(Data listing)
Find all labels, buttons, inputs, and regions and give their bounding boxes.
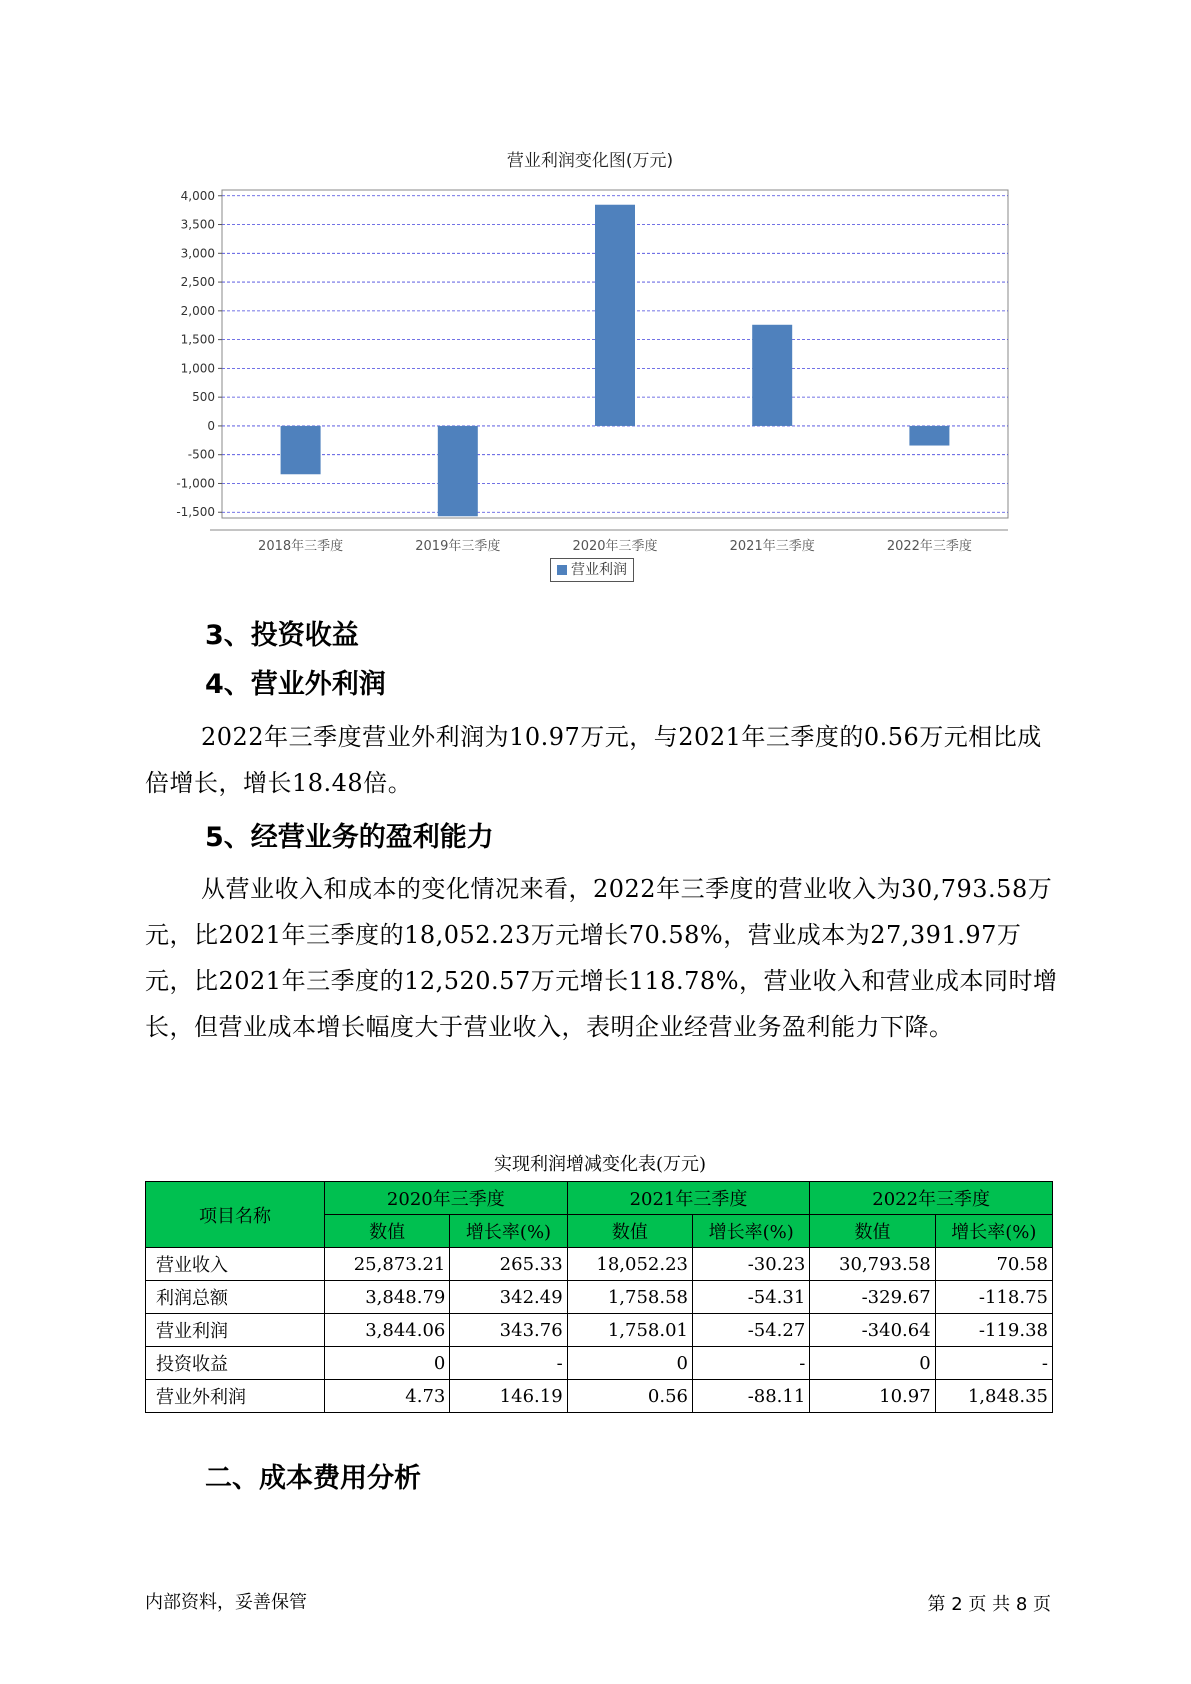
y-tick-label: 1,500 bbox=[180, 332, 215, 347]
bar bbox=[595, 205, 635, 426]
table-cell: 3,848.79 bbox=[325, 1281, 450, 1314]
sub-header-value: 数值 bbox=[567, 1215, 692, 1248]
table-cell: -54.31 bbox=[693, 1281, 810, 1314]
y-tick-label: -1,000 bbox=[176, 476, 215, 491]
row-name: 投资收益 bbox=[146, 1347, 325, 1380]
table-cell: 30,793.58 bbox=[810, 1248, 935, 1281]
y-tick-label: 1,000 bbox=[180, 361, 215, 376]
table-row bbox=[146, 1314, 1053, 1347]
table-row bbox=[146, 1248, 1053, 1281]
table-cell: 0 bbox=[810, 1347, 935, 1380]
y-tick-label: 2,500 bbox=[180, 275, 215, 290]
section4-paragraph bbox=[145, 714, 1065, 806]
row-name: 营业外利润 bbox=[146, 1380, 325, 1413]
section-two-title: 二、成本费用分析 bbox=[205, 1463, 421, 1494]
period-header: 2020年三季度 bbox=[325, 1182, 568, 1215]
table-cell: 1,758.58 bbox=[567, 1281, 692, 1314]
period-header: 2021年三季度 bbox=[567, 1182, 810, 1215]
y-tick-label: -500 bbox=[187, 447, 215, 462]
legend-swatch bbox=[557, 565, 567, 575]
profit-table bbox=[145, 1181, 1053, 1413]
section4-text: 2022年三季度营业外利润为10.97万元，与2021年三季度的0.56万元相比成倍增长，增长18.48倍。 bbox=[145, 723, 1042, 797]
table-cell: -54.27 bbox=[693, 1314, 810, 1347]
table-cell: 1,848.35 bbox=[935, 1380, 1052, 1413]
footer-left: 内部资料，妥善保管 bbox=[145, 1592, 307, 1613]
section5-text: 从营业收入和成本的变化情况来看，2022年三季度的营业收入为30,793.58万元，比2021年三季度的18,052.23万元增长70.58%，营业成本为27,391.97万元，比2021年三季度的12,520.57万元增长118.78%，营业收入和营业成本同时增长，但营业成本增长幅度大于营业收入，表明企业经营业务盈利能力下降。 bbox=[145, 875, 1058, 1041]
bar bbox=[438, 426, 478, 516]
table-cell: 265.33 bbox=[450, 1248, 567, 1281]
table-cell: 0 bbox=[325, 1347, 450, 1380]
table-cell: 10.97 bbox=[810, 1380, 935, 1413]
section4-title: 4、营业外利润 bbox=[205, 669, 386, 700]
table-cell: -340.64 bbox=[810, 1314, 935, 1347]
table-row bbox=[146, 1281, 1053, 1314]
x-tick-label: 2019年三季度 bbox=[415, 539, 501, 554]
row-name: 营业收入 bbox=[146, 1248, 325, 1281]
section5-title: 5、经营业务的盈利能力 bbox=[205, 822, 494, 853]
table-cell: 0.56 bbox=[567, 1380, 692, 1413]
legend-label: 营业利润 bbox=[571, 562, 627, 578]
sub-header-rate: 增长率(%) bbox=[693, 1215, 810, 1248]
chart-title: 营业利润变化图(万元) bbox=[506, 151, 674, 171]
table-cell: 25,873.21 bbox=[325, 1248, 450, 1281]
sub-header-value: 数值 bbox=[325, 1215, 450, 1248]
bar bbox=[281, 426, 321, 474]
table-cell: 18,052.23 bbox=[567, 1248, 692, 1281]
table-cell: 343.76 bbox=[450, 1314, 567, 1347]
col-item-header: 项目名称 bbox=[146, 1182, 325, 1248]
x-tick-label: 2022年三季度 bbox=[886, 539, 972, 554]
chart-svg bbox=[150, 140, 1030, 560]
bar bbox=[909, 426, 949, 446]
sub-header-rate: 增长率(%) bbox=[450, 1215, 567, 1248]
table-cell: 1,758.01 bbox=[567, 1314, 692, 1347]
y-tick-label: 500 bbox=[192, 390, 215, 405]
table-cell: 0 bbox=[567, 1347, 692, 1380]
table-cell: 70.58 bbox=[935, 1248, 1052, 1281]
table-cell: 4.73 bbox=[325, 1380, 450, 1413]
x-tick-label: 2020年三季度 bbox=[572, 539, 658, 554]
y-tick-label: 3,000 bbox=[180, 246, 215, 261]
table-row bbox=[146, 1347, 1053, 1380]
row-name: 营业利润 bbox=[146, 1314, 325, 1347]
x-tick-label: 2018年三季度 bbox=[258, 539, 344, 554]
section5-paragraph bbox=[145, 866, 1065, 1050]
table-cell: -329.67 bbox=[810, 1281, 935, 1314]
table-cell: -88.11 bbox=[693, 1380, 810, 1413]
y-tick-label: 4,000 bbox=[180, 188, 215, 203]
sub-header-value: 数值 bbox=[810, 1215, 935, 1248]
row-name: 利润总额 bbox=[146, 1281, 325, 1314]
table-cell: - bbox=[693, 1347, 810, 1380]
table-cell: -118.75 bbox=[935, 1281, 1052, 1314]
bar bbox=[752, 325, 792, 426]
table-cell: 342.49 bbox=[450, 1281, 567, 1314]
table-cell: 3,844.06 bbox=[325, 1314, 450, 1347]
section3-title: 3、投资收益 bbox=[205, 620, 359, 651]
table-cell: 146.19 bbox=[450, 1380, 567, 1413]
period-header: 2022年三季度 bbox=[810, 1182, 1053, 1215]
table-cell: -119.38 bbox=[935, 1314, 1052, 1347]
y-tick-label: 0 bbox=[207, 418, 215, 433]
table-cell: - bbox=[935, 1347, 1052, 1380]
profit-chart bbox=[150, 140, 1030, 600]
page-number: 第 2 页 共 8 页 bbox=[927, 1594, 1051, 1615]
x-tick-label: 2021年三季度 bbox=[729, 539, 815, 554]
table-row bbox=[146, 1380, 1053, 1413]
table-title: 实现利润增减变化表(万元) bbox=[493, 1154, 707, 1175]
y-tick-label: -1,500 bbox=[176, 505, 215, 520]
sub-header-rate: 增长率(%) bbox=[935, 1215, 1052, 1248]
table-cell: - bbox=[450, 1347, 567, 1380]
table-cell: -30.23 bbox=[693, 1248, 810, 1281]
y-tick-label: 2,000 bbox=[180, 303, 215, 318]
chart-legend bbox=[550, 558, 634, 582]
y-tick-label: 3,500 bbox=[180, 217, 215, 232]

◆ What the task asks ◆
Copy all of the records above, line for line and unchanged, but leave out the pictures.

◆ Exercise output ◆
Find all labels, buttons, inputs, and regions and give their bounding boxes.
y-tick-label: 1,500 bbox=[180, 332, 215, 347]
bar bbox=[595, 205, 635, 426]
table-cell: 3,848.79 bbox=[325, 1281, 450, 1314]
sub-header-value: 数值 bbox=[567, 1215, 692, 1248]
table-cell: -54.31 bbox=[693, 1281, 810, 1314]
y-tick-label: -1,000 bbox=[176, 476, 215, 491]
row-name: 投资收益 bbox=[146, 1347, 325, 1380]
table-cell: 30,793.58 bbox=[810, 1248, 935, 1281]
y-tick-label: 1,000 bbox=[180, 361, 215, 376]
table-row bbox=[146, 1314, 1053, 1347]
table-row bbox=[146, 1248, 1053, 1281]
table-cell: 0 bbox=[810, 1347, 935, 1380]
y-tick-label: 2,500 bbox=[180, 275, 215, 290]
section4-paragraph bbox=[145, 714, 1065, 806]
row-name: 营业外利润 bbox=[146, 1380, 325, 1413]
section-two-title: 二、成本费用分析 bbox=[205, 1463, 421, 1494]
period-header: 2020年三季度 bbox=[325, 1182, 568, 1215]
table-cell: 1,758.58 bbox=[567, 1281, 692, 1314]
period-header: 2021年三季度 bbox=[567, 1182, 810, 1215]
y-tick-label: -500 bbox=[187, 447, 215, 462]
legend-swatch bbox=[557, 565, 567, 575]
profit-table bbox=[145, 1181, 1053, 1413]
section4-text: 2022年三季度营业外利润为10.97万元，与2021年三季度的0.56万元相比成倍增长，增长18.48倍。 bbox=[145, 723, 1042, 797]
table-cell: -54.27 bbox=[693, 1314, 810, 1347]
table-cell: 1,848.35 bbox=[935, 1380, 1052, 1413]
footer-left: 内部资料，妥善保管 bbox=[145, 1592, 307, 1613]
section5-text: 从营业收入和成本的变化情况来看，2022年三季度的营业收入为30,793.58万元，比2021年三季度的18,052.23万元增长70.58%，营业成本为27,391.97万元，比2021年三季度的12,520.57万元增长118.78%，营业收入和营业成本同时增长，但营业成本增长幅度大于营业收入，表明企业经营业务盈利能力下降。 bbox=[145, 875, 1058, 1041]
bar bbox=[438, 426, 478, 516]
table-cell: 265.33 bbox=[450, 1248, 567, 1281]
table-cell: 0 bbox=[325, 1347, 450, 1380]
table-cell: 10.97 bbox=[810, 1380, 935, 1413]
section4-title: 4、营业外利润 bbox=[205, 669, 386, 700]
table-cell: -340.64 bbox=[810, 1314, 935, 1347]
table-row bbox=[146, 1281, 1053, 1314]
x-tick-label: 2019年三季度 bbox=[415, 539, 501, 554]
row-name: 营业收入 bbox=[146, 1248, 325, 1281]
section5-title: 5、经营业务的盈利能力 bbox=[205, 822, 494, 853]
table-cell: 0.56 bbox=[567, 1380, 692, 1413]
legend-label: 营业利润 bbox=[571, 562, 627, 578]
sub-header-rate: 增长率(%) bbox=[693, 1215, 810, 1248]
chart-title: 营业利润变化图(万元) bbox=[506, 151, 674, 171]
table-cell: 25,873.21 bbox=[325, 1248, 450, 1281]
sub-header-value: 数值 bbox=[325, 1215, 450, 1248]
bar bbox=[281, 426, 321, 474]
table-cell: 18,052.23 bbox=[567, 1248, 692, 1281]
table-cell: 343.76 bbox=[450, 1314, 567, 1347]
col-item-header: 项目名称 bbox=[146, 1182, 325, 1248]
x-tick-label: 2022年三季度 bbox=[886, 539, 972, 554]
chart-svg bbox=[150, 140, 1030, 560]
bar bbox=[909, 426, 949, 446]
sub-header-rate: 增长率(%) bbox=[450, 1215, 567, 1248]
table-cell: 1,758.01 bbox=[567, 1314, 692, 1347]
y-tick-label: 500 bbox=[192, 390, 215, 405]
table-cell: 0 bbox=[567, 1347, 692, 1380]
table-cell: 70.58 bbox=[935, 1248, 1052, 1281]
table-cell: 4.73 bbox=[325, 1380, 450, 1413]
x-tick-label: 2020年三季度 bbox=[572, 539, 658, 554]
y-tick-label: 3,000 bbox=[180, 246, 215, 261]
table-row bbox=[146, 1347, 1053, 1380]
row-name: 营业利润 bbox=[146, 1314, 325, 1347]
x-tick-label: 2018年三季度 bbox=[258, 539, 344, 554]
section5-paragraph bbox=[145, 866, 1065, 1050]
table-cell: -329.67 bbox=[810, 1281, 935, 1314]
table-cell: -88.11 bbox=[693, 1380, 810, 1413]
y-tick-label: 4,000 bbox=[180, 188, 215, 203]
sub-header-value: 数值 bbox=[810, 1215, 935, 1248]
row-name: 利润总额 bbox=[146, 1281, 325, 1314]
table-cell: - bbox=[693, 1347, 810, 1380]
table-cell: -118.75 bbox=[935, 1281, 1052, 1314]
bar bbox=[752, 325, 792, 426]
table-cell: 342.49 bbox=[450, 1281, 567, 1314]
table-cell: 3,844.06 bbox=[325, 1314, 450, 1347]
section3-title: 3、投资收益 bbox=[205, 620, 359, 651]
table-cell: 146.19 bbox=[450, 1380, 567, 1413]
period-header: 2022年三季度 bbox=[810, 1182, 1053, 1215]
table-cell: -119.38 bbox=[935, 1314, 1052, 1347]
y-tick-label: 0 bbox=[207, 418, 215, 433]
table-cell: - bbox=[935, 1347, 1052, 1380]
profit-chart bbox=[150, 140, 1030, 600]
page-number: 第 2 页 共 8 页 bbox=[927, 1594, 1051, 1615]
x-tick-label: 2021年三季度 bbox=[729, 539, 815, 554]
table-row bbox=[146, 1380, 1053, 1413]
table-title: 实现利润增减变化表(万元) bbox=[493, 1154, 707, 1175]
y-tick-label: -1,500 bbox=[176, 505, 215, 520]
sub-header-rate: 增长率(%) bbox=[935, 1215, 1052, 1248]
table-cell: - bbox=[450, 1347, 567, 1380]
table-cell: -30.23 bbox=[693, 1248, 810, 1281]
y-tick-label: 2,000 bbox=[180, 303, 215, 318]
chart-legend bbox=[550, 558, 634, 582]
y-tick-label: 3,500 bbox=[180, 217, 215, 232]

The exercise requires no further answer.